◆ **Instructions for the task**:
Write out every record below exactly as it appears.

◆ **Information shown**:
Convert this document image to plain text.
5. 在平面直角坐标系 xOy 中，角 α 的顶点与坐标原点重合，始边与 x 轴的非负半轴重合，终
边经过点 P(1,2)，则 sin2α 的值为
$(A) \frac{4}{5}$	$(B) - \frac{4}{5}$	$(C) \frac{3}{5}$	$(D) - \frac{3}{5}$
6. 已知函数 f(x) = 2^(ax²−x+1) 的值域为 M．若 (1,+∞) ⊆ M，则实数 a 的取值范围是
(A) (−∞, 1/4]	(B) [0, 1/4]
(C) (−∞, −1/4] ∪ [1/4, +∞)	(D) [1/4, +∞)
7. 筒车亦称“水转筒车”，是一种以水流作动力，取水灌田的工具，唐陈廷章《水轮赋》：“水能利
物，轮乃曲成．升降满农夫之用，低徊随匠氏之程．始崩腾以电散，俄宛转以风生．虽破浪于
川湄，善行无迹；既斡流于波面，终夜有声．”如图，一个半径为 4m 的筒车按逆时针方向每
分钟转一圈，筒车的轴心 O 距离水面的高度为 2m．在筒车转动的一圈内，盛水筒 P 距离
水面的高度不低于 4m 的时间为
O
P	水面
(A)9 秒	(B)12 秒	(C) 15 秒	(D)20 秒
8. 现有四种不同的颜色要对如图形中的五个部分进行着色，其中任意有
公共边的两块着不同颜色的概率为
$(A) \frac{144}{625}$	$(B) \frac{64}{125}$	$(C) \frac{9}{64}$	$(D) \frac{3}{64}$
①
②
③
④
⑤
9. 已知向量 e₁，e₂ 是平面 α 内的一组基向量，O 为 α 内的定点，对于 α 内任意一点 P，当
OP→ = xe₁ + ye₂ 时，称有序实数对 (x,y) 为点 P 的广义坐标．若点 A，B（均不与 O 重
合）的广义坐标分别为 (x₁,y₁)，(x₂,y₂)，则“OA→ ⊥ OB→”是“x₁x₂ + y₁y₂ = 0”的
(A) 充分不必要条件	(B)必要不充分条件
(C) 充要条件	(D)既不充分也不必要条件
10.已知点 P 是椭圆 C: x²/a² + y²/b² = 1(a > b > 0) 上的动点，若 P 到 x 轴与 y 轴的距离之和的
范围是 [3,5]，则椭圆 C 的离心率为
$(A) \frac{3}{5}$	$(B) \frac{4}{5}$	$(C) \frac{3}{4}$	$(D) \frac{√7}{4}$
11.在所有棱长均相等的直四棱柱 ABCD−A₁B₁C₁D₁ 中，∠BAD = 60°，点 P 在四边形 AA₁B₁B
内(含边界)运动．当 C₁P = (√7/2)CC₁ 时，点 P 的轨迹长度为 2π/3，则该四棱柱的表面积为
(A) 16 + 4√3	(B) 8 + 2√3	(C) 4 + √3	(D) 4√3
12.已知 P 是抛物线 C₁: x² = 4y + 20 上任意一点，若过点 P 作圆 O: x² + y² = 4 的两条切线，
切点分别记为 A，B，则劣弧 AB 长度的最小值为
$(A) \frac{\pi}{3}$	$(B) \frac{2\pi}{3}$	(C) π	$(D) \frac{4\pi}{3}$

◆ **Result below**:
Convert this document image to plain text.
5. 在平面直角坐标系 xOy 中，角 α 的顶点与坐标原点重合，始边与 x 轴的非负半轴重合，终
边经过点 P(1,2)，则 sin2α 的值为
$(A) \frac{4}{5}$	$(B) - \frac{4}{5}$	$(C) \frac{3}{5}$	$(D) - \frac{3}{5}$
6. 已知函数 f(x) = 2^(ax²−x+1) 的值域为 M．若 (1,+∞) ⊆ M，则实数 a 的取值范围是
(A) (−∞, 1/4]	(B) [0, 1/4]
(C) (−∞, −1/4] ∪ [1/4, +∞)	(D) [1/4, +∞)
7. 筒车亦称“水转筒车”，是一种以水流作动力，取水灌田的工具，唐陈廷章《水轮赋》：“水能利
物，轮乃曲成．升降满农夫之用，低徊随匠氏之程．始崩腾以电散，俄宛转以风生．虽破浪于
川湄，善行无迹；既斡流于波面，终夜有声．”如图，一个半径为 4m 的筒车按逆时针方向每
分钟转一圈，筒车的轴心 O 距离水面的高度为 2m．在筒车转动的一圈内，盛水筒 P 距离
水面的高度不低于 4m 的时间为
O
P	水面
(A)9 秒	(B)12 秒	(C) 15 秒	(D)20 秒
8. 现有四种不同的颜色要对如图形中的五个部分进行着色，其中任意有
公共边的两块着不同颜色的概率为
$(A) \frac{144}{625}$	$(B) \frac{64}{125}$	$(C) \frac{9}{64}$	$(D) \frac{3}{64}$
①
②
③
④
⑤
9. 已知向量 e₁，e₂ 是平面 α 内的一组基向量，O 为 α 内的定点，对于 α 内任意一点 P，当
OP→ = xe₁ + ye₂ 时，称有序实数对 (x,y) 为点 P 的广义坐标．若点 A，B（均不与 O 重
合）的广义坐标分别为 (x₁,y₁)，(x₂,y₂)，则“OA→ ⊥ OB→”是“x₁x₂ + y₁y₂ = 0”的
(A) 充分不必要条件	(B)必要不充分条件
(C) 充要条件	(D)既不充分也不必要条件
10.已知点 P 是椭圆 C: x²/a² + y²/b² = 1(a > b > 0) 上的动点，若 P 到 x 轴与 y 轴的距离之和的
范围是 [3,5]，则椭圆 C 的离心率为
$(A) \frac{3}{5}$	$(B) \frac{4}{5}$	$(C) \frac{3}{4}$	$(D) \frac{√7}{4}$
11.在所有棱长均相等的直四棱柱 ABCD−A₁B₁C₁D₁ 中，∠BAD = 60°，点 P 在四边形 AA₁B₁B
内(含边界)运动．当 C₁P = (√7/2)CC₁ 时，点 P 的轨迹长度为 2π/3，则该四棱柱的表面积为
(A) 16 + 4√3	(B) 8 + 2√3	(C) 4 + √3	(D) 4√3
12.已知 P 是抛物线 C₁: x² = 4y + 20 上任意一点，若过点 P 作圆 O: x² + y² = 4 的两条切线，
切点分别记为 A，B，则劣弧 AB 长度的最小值为
$(A) \frac{\pi}{3}$	$(B) \frac{2\pi}{3}$	(C) π	$(D) \frac{4\pi}{3}$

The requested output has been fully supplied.